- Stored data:
....................

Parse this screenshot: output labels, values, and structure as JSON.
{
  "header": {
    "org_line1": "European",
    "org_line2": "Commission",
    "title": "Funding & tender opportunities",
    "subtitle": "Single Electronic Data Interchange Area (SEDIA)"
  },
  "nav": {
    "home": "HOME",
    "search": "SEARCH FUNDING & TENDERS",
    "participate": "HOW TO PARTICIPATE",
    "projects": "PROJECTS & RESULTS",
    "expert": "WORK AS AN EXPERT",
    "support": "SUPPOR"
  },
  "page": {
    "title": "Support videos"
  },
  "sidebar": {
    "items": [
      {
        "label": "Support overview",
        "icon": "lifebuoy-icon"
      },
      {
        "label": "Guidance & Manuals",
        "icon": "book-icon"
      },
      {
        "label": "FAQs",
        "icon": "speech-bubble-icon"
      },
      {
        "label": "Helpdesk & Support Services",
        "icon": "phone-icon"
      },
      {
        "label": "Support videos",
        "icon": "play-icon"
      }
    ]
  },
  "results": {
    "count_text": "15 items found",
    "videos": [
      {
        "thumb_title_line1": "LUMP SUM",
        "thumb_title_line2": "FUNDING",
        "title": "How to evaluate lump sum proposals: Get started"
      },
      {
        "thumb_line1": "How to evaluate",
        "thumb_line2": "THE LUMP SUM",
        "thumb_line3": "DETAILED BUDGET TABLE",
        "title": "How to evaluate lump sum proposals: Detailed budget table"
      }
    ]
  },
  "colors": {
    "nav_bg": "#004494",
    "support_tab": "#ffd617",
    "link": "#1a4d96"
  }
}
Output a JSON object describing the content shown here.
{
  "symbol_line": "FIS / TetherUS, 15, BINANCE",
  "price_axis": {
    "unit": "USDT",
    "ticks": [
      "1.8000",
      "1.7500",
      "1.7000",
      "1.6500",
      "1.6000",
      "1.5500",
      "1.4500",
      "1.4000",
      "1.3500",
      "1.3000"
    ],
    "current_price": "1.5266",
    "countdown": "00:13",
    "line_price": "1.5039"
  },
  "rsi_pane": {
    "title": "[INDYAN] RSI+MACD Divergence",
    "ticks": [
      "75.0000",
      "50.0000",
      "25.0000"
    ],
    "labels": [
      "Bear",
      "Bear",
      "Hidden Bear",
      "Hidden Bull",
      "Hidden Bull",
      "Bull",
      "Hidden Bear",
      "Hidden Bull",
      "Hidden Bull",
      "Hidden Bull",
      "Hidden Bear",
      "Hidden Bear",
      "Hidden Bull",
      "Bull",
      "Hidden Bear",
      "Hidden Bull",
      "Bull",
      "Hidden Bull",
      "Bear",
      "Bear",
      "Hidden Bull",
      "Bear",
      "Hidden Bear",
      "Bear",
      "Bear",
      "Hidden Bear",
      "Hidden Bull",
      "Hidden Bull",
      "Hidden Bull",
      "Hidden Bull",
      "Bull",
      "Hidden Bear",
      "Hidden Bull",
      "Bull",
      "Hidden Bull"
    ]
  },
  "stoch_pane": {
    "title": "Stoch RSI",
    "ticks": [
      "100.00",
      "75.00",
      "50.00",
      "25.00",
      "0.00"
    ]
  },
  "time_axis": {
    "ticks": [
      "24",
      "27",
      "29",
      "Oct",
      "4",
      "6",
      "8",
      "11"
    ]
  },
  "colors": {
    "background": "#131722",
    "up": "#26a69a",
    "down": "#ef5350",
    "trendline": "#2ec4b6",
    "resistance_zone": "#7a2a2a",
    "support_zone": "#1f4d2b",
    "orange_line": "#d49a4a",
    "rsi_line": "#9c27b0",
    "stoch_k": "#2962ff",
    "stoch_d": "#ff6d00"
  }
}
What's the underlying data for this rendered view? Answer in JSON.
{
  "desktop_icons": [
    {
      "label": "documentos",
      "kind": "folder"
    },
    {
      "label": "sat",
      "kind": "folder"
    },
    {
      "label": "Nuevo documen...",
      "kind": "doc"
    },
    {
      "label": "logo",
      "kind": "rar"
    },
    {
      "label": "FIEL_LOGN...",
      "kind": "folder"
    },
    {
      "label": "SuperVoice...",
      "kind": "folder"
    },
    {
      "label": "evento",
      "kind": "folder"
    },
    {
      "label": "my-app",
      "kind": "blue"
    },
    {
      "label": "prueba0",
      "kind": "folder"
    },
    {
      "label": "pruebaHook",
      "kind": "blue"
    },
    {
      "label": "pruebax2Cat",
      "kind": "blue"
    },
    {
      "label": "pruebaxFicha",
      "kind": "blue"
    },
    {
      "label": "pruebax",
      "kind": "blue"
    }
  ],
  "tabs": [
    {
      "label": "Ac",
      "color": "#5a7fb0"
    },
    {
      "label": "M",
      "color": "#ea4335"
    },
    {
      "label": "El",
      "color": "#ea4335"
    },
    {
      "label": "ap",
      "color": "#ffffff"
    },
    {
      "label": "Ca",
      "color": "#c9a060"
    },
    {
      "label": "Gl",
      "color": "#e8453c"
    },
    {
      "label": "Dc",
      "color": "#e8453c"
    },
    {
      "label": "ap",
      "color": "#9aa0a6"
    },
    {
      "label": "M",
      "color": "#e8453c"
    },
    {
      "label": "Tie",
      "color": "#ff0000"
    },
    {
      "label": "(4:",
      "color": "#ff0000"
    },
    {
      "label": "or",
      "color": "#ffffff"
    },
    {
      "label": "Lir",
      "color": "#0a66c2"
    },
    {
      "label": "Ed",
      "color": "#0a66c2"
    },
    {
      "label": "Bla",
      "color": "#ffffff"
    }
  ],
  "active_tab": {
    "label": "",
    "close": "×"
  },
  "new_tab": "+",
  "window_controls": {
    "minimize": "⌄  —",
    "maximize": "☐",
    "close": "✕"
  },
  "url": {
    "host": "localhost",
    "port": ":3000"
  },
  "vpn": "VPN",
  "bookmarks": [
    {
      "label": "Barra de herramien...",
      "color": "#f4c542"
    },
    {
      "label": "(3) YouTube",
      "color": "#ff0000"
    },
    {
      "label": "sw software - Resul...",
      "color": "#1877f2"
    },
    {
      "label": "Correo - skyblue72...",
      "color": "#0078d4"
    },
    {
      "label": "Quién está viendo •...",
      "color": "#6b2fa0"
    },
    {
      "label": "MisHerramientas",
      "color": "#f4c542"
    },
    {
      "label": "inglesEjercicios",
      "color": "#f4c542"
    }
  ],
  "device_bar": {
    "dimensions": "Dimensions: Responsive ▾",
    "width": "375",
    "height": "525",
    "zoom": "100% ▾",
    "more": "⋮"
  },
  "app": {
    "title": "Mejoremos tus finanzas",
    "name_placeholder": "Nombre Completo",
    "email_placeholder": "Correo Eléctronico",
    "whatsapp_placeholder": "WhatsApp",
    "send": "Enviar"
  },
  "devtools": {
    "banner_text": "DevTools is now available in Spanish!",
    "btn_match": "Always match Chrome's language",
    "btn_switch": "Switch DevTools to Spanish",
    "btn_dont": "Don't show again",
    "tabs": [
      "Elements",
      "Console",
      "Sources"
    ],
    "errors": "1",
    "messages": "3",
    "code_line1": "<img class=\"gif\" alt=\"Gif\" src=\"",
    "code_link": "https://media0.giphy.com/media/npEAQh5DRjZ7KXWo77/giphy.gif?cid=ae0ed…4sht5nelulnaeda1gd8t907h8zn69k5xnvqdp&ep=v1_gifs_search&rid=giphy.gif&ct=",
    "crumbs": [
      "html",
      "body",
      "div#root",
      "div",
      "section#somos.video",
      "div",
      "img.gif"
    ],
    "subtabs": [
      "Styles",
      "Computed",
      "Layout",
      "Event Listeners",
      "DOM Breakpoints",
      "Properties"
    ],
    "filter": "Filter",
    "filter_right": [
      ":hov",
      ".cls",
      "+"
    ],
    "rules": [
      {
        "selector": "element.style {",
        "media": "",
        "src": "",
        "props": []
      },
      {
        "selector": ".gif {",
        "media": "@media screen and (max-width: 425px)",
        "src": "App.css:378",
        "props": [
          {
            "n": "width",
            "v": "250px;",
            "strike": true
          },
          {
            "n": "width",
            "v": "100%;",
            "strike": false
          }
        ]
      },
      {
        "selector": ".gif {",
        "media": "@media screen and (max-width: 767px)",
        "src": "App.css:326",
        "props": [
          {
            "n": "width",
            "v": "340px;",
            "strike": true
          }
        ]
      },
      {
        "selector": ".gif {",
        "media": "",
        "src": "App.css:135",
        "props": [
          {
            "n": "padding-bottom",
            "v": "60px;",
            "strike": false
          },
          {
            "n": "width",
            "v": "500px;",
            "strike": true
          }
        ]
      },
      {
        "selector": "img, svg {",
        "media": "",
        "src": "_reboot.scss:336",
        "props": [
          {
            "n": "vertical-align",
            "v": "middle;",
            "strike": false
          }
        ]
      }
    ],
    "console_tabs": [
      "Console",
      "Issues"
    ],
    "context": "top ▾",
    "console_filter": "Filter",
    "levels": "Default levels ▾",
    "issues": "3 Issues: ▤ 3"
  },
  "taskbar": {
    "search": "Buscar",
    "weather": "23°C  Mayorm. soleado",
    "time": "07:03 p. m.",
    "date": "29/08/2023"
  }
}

....................

- Instructions to follow:
Go through the entries above and count the lines containing the word "JSON"; give only that count.

- Answer to the problem:
3